** Begin SOURCE EXCERPT **

Pepe Creator Matt Furie Hack Triggers Brief $8M Spike
— By Tony Rabbit in News

Posts claiming Matt Furie was hacked and used to promote a token briefly sent traders scrambling. The bigger story may be what the muted move says about Solana memecoin demand now.
Posts about Pepe creator Matt Furie spread across crypto X on Tuesday after traders claimed his account had been compromised and used to promote a token tied to his name. Social posts that circulated afterward said the token briefly reached roughly $7 million to $8 million in market cap before momentum faded fast. Screenshots also appeared to show Furie distancing himself from the promotion and warning followers to ignore any token posts.
DEXTools has not independently verified every post, wallet action, or the exact intraday peak market cap cited across social media. But even with that caveat, the market reaction became the bigger story. The main debate on crypto X was not simply that a high-profile artist appeared to get hacked. It was whether the muted response proved that memecoin demand is much weaker than it looked during the January frenzy.

** End SOURCE EXCERPT **
** Begin GIVEN RECORDS **

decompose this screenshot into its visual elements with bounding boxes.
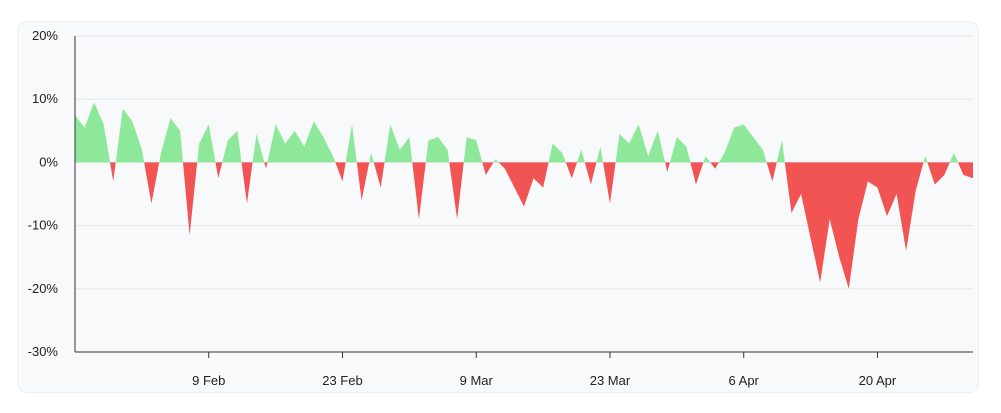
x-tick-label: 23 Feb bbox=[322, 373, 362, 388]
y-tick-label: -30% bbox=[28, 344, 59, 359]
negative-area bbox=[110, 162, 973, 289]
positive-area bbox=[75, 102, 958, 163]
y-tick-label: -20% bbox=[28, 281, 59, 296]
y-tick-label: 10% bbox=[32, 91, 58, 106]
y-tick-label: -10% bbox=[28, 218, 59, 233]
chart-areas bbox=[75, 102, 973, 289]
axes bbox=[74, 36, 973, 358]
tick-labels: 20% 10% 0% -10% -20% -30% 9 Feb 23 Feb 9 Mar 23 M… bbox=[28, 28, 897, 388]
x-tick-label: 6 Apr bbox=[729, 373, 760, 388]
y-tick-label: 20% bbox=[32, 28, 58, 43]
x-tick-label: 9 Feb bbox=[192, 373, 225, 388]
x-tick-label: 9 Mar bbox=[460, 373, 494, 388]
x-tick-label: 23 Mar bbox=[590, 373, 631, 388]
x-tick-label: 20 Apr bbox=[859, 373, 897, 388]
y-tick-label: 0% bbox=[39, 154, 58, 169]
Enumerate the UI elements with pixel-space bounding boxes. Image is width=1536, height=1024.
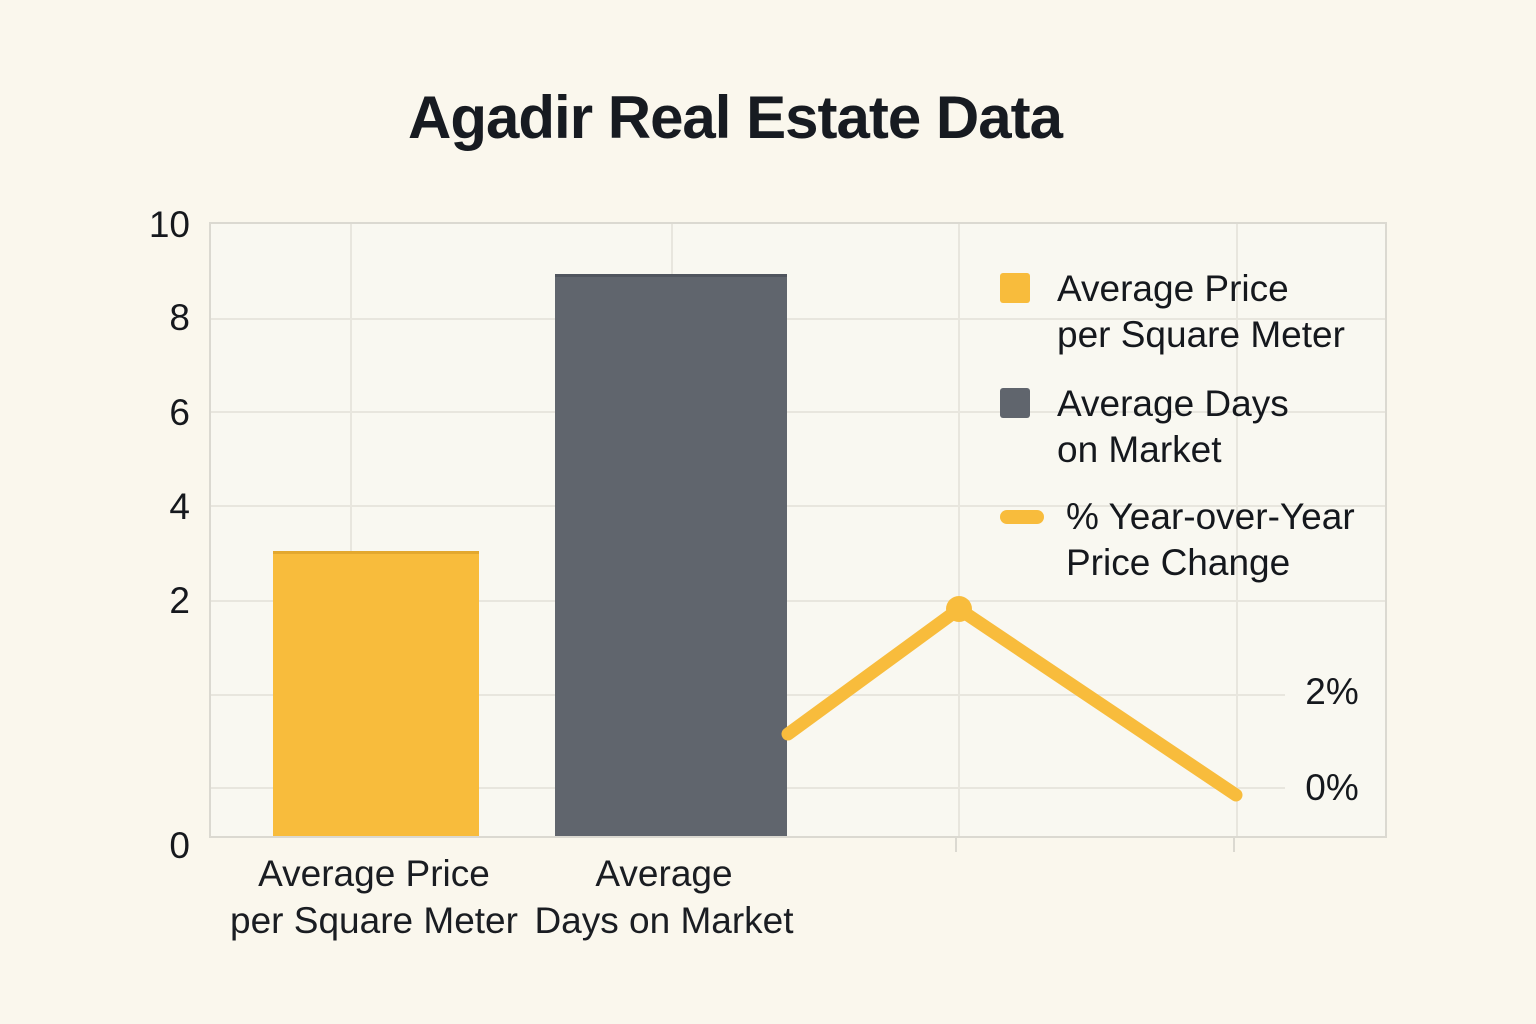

** End GIVEN RECORDS **

PARTS OF THE EXERCISE —
#1 In the article on the Matt Furie hack, shorten the paragraph that begins "DEXTools has not independently verified" and keep its main facts.
#2 From the article on the Matt Furie hack, pull out the passage starting with "Posts about Pepe" and going on through "any token posts.".

FINAL ANSWERS —
#1 DEXTools has not checked every post, wallet action, or the exact peak market cap reported on social media. Even so, the market's reaction became the bigger story. On crypto X, the main debate was less about a well-known artist apparently getting hacked and more about whether the muted response showed that memecoin demand is much weaker than it looked during the January frenzy.

#2
Posts about Pepe creator Matt Furie spread across crypto X on Tuesday after traders claimed his account had been compromised and used to promote a token tied to his name. Social posts that circulated afterward said the token briefly reached roughly $7 million to $8 million in market cap before momentum faded fast. Screenshots also appeared to show Furie distancing himself from the promotion and warning followers to ignore any token posts.